Task brief: From the listing below, extract each line containing the string "کھیل".

Stored data:
»»

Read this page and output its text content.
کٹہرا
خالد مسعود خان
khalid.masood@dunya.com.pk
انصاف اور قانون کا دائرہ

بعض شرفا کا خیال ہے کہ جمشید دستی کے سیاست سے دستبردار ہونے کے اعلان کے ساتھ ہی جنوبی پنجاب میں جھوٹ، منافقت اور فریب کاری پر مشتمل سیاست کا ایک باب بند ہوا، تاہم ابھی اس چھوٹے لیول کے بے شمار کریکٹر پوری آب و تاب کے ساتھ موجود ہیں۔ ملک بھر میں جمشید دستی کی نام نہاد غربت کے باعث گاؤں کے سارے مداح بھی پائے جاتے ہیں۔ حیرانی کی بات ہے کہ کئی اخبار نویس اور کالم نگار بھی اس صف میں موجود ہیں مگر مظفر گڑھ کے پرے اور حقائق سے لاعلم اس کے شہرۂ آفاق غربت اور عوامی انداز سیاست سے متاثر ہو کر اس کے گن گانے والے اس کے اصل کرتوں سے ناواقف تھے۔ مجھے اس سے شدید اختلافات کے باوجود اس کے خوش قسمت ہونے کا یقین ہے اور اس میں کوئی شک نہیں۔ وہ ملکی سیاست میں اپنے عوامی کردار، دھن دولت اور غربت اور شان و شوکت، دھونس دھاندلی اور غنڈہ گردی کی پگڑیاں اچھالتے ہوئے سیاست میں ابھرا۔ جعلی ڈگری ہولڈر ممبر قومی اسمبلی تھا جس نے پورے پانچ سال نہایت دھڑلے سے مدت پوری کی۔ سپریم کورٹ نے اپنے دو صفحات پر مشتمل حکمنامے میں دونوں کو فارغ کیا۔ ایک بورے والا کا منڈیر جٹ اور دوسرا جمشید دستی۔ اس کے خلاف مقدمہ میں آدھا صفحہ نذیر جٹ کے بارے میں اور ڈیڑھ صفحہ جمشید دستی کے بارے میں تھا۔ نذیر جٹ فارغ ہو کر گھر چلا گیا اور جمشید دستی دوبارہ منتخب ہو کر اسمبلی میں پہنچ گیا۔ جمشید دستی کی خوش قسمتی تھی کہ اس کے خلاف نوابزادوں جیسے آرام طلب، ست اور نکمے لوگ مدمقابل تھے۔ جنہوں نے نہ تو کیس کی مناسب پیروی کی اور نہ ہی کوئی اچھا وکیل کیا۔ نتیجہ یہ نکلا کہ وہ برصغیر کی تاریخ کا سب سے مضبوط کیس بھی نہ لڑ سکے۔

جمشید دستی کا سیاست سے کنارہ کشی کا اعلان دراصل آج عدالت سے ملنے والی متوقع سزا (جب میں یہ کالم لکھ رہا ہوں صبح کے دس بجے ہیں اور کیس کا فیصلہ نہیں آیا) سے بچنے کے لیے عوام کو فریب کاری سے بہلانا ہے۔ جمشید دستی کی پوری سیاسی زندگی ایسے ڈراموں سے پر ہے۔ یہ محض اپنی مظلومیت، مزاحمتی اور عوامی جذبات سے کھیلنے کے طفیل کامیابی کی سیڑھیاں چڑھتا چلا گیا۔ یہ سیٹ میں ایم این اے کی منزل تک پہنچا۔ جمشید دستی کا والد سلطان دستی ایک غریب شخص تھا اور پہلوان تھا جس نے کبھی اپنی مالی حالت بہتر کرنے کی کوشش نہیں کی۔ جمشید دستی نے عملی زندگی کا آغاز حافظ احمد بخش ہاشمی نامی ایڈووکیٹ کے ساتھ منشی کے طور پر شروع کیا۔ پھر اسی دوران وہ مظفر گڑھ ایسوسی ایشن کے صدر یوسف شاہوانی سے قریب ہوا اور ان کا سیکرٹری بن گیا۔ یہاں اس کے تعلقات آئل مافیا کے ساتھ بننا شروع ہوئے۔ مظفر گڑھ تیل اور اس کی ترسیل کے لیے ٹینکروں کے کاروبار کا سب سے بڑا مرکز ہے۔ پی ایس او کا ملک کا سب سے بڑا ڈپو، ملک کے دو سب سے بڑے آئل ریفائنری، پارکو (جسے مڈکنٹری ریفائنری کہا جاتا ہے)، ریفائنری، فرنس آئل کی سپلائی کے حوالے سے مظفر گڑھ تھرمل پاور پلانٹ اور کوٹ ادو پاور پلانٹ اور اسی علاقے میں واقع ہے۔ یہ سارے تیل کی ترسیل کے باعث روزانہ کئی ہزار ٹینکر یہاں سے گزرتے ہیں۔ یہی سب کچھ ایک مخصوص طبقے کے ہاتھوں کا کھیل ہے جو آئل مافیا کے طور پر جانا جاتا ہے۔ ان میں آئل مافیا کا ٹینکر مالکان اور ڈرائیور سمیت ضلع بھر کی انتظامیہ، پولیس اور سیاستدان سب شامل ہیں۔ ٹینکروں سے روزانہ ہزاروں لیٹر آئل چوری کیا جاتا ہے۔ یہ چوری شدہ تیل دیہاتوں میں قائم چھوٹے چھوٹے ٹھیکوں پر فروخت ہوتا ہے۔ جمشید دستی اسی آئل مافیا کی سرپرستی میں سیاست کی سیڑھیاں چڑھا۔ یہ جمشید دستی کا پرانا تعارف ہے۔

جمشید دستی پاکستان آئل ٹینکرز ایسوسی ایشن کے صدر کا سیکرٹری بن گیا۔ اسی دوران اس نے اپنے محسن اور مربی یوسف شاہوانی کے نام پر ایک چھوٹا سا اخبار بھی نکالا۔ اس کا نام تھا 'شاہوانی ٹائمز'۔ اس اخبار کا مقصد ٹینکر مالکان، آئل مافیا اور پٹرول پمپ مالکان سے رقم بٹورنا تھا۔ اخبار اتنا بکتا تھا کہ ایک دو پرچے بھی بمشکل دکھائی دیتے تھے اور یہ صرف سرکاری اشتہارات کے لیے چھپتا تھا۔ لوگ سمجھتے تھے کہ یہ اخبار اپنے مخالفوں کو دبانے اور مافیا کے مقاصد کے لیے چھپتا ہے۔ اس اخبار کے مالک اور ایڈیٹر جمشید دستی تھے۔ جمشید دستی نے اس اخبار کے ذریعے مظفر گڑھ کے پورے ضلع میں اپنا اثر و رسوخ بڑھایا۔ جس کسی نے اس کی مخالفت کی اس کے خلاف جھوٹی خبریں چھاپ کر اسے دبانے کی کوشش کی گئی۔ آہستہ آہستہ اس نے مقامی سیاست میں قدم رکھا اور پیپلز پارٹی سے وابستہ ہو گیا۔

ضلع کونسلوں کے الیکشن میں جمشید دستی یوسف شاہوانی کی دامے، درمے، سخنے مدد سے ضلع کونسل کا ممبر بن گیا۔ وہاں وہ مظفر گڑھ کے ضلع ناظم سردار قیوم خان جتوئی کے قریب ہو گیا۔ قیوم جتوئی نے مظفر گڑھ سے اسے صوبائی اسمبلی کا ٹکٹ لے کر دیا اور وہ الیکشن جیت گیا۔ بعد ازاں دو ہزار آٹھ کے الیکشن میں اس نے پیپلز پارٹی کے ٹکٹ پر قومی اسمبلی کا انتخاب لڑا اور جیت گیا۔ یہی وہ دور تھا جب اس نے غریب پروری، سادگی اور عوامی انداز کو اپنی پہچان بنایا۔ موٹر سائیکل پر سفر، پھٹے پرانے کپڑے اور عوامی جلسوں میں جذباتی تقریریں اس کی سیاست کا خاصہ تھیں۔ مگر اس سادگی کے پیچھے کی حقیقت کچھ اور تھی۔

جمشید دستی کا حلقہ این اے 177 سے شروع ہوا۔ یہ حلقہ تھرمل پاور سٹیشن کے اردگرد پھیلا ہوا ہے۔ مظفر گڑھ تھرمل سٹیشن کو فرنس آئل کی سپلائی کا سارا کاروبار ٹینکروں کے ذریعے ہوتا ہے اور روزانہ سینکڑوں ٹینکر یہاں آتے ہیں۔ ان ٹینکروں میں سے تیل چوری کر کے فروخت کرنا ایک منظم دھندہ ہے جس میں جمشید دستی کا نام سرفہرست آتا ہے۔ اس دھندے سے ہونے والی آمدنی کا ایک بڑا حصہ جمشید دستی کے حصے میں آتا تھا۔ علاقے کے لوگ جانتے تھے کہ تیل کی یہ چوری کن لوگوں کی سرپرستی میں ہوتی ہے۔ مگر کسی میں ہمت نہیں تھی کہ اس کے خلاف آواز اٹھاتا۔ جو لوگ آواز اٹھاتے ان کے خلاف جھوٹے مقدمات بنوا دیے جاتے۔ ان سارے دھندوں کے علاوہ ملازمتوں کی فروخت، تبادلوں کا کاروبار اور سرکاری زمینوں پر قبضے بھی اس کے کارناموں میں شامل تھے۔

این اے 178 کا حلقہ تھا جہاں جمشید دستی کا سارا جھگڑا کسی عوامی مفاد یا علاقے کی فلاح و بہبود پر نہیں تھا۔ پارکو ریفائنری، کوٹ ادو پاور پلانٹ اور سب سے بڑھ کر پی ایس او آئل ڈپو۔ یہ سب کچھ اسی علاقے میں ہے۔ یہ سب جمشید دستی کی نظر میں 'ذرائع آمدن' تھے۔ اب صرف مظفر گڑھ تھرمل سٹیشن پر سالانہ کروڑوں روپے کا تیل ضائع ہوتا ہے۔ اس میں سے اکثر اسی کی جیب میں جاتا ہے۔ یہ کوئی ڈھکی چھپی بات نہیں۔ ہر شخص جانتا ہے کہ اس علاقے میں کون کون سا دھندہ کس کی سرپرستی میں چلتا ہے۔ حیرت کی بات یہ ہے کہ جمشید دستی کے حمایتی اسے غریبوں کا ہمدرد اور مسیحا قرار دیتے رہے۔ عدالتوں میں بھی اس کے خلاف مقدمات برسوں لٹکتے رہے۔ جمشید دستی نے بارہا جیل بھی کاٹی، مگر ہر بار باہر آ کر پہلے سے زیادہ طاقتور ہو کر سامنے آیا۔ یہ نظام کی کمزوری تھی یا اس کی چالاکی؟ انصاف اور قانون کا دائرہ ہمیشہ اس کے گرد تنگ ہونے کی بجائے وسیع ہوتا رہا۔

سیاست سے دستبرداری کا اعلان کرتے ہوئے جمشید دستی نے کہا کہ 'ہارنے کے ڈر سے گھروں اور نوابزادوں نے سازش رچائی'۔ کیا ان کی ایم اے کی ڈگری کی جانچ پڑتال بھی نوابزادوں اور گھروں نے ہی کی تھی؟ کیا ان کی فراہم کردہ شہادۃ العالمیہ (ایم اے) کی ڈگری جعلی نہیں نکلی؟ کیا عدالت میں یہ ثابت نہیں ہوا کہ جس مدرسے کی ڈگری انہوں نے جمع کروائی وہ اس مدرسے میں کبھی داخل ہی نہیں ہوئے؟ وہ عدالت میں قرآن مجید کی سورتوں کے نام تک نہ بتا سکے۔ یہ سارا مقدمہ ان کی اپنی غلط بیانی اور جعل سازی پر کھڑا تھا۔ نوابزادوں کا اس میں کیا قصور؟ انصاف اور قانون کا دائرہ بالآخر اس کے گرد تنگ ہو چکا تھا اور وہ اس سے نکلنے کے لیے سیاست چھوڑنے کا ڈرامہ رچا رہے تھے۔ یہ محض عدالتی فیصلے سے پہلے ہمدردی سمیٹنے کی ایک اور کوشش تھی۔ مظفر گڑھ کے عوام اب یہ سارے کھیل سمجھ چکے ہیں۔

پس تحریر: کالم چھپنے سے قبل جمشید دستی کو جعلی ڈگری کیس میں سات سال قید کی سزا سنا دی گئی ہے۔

««

Problem solution:
جمشید دستی کا سیاست سے کنارہ کشی کا اعلان دراصل آج عدالت سے ملنے والی متوقع سزا (جب میں یہ کالم لکھ رہا ہوں صبح کے دس بجے ہیں اور کیس کا فیصلہ نہیں آیا) سے بچنے کے لیے عوام کو فریب کاری سے بہلانا ہے۔ جمشید دستی کی پوری سیاسی زندگی ایسے ڈراموں سے پر ہے۔ یہ محض اپنی مظلومیت، مزاحمتی اور عوامی جذبات سے کھیلنے کے طفیل کامیابی کی سیڑھیاں چڑھتا چلا گیا۔ یہ سیٹ میں ایم این اے کی منزل تک پہنچا۔ جمشید دستی کا والد سلطان دستی ایک غریب شخص تھا اور پہلوان تھا جس نے کبھی اپنی مالی حالت بہتر کرنے کی کوشش نہیں کی۔ جمشید دستی نے عملی زندگی کا آغاز حافظ احمد بخش ہاشمی نامی ایڈووکیٹ کے ساتھ منشی کے طور پر شروع کیا۔ پھر اسی دوران وہ مظفر گڑھ ایسوسی ایشن کے صدر یوسف شاہوانی سے قریب ہوا اور ان کا سیکرٹری بن گیا۔ یہاں اس کے تعلقات آئل مافیا کے ساتھ بننا شروع ہوئے۔ مظفر گڑھ تیل اور اس کی ترسیل کے لیے ٹینکروں کے کاروبار کا سب سے بڑا مرکز ہے۔ پی ایس او کا ملک کا سب سے بڑا ڈپو، ملک کے دو سب سے بڑے آئل ریفائنری، پارکو (جسے مڈکنٹری ریفائنری کہا جاتا ہے)، ریفائنری، فرنس آئل کی سپلائی کے حوالے سے مظفر گڑھ تھرمل پاور پلانٹ اور کوٹ ادو پاور پلانٹ اور اسی علاقے میں واقع ہے۔ یہ سارے تیل کی ترسیل کے باعث روزانہ کئی ہزار ٹینکر یہاں سے گزرتے ہیں۔ یہی سب کچھ ایک مخصوص طبقے کے ہاتھوں کا کھیل ہے جو آئل مافیا کے طور پر جانا جاتا ہے۔ ان میں آئل مافیا کا ٹینکر مالکان اور ڈرائیور سمیت ضلع بھر کی انتظامیہ، پولیس اور سیاستدان سب شامل ہیں۔ ٹینکروں سے روزانہ ہزاروں لیٹر آئل چوری کیا جاتا ہے۔ یہ چوری شدہ تیل دیہاتوں میں قائم چھوٹے چھوٹے ٹھیکوں پر فروخت ہوتا ہے۔ جمشید دستی اسی آئل مافیا کی سرپرستی میں سیاست کی سیڑھیاں چڑھا۔ یہ جمشید دستی کا پرانا تعارف ہے۔
سیاست سے دستبرداری کا اعلان کرتے ہوئے جمشید دستی نے کہا کہ 'ہارنے کے ڈر سے گھروں اور نوابزادوں نے سازش رچائی'۔ کیا ان کی ایم اے کی ڈگری کی جانچ پڑتال بھی نوابزادوں اور گھروں نے ہی کی تھی؟ کیا ان کی فراہم کردہ شہادۃ العالمیہ (ایم اے) کی ڈگری جعلی نہیں نکلی؟ کیا عدالت میں یہ ثابت نہیں ہوا کہ جس مدرسے کی ڈگری انہوں نے جمع کروائی وہ اس مدرسے میں کبھی داخل ہی نہیں ہوئے؟ وہ عدالت میں قرآن مجید کی سورتوں کے نام تک نہ بتا سکے۔ یہ سارا مقدمہ ان کی اپنی غلط بیانی اور جعل سازی پر کھڑا تھا۔ نوابزادوں کا اس میں کیا قصور؟ انصاف اور قانون کا دائرہ بالآخر اس کے گرد تنگ ہو چکا تھا اور وہ اس سے نکلنے کے لیے سیاست چھوڑنے کا ڈرامہ رچا رہے تھے۔ یہ محض عدالتی فیصلے سے پہلے ہمدردی سمیٹنے کی ایک اور کوشش تھی۔ مظفر گڑھ کے عوام اب یہ سارے کھیل سمجھ چکے ہیں۔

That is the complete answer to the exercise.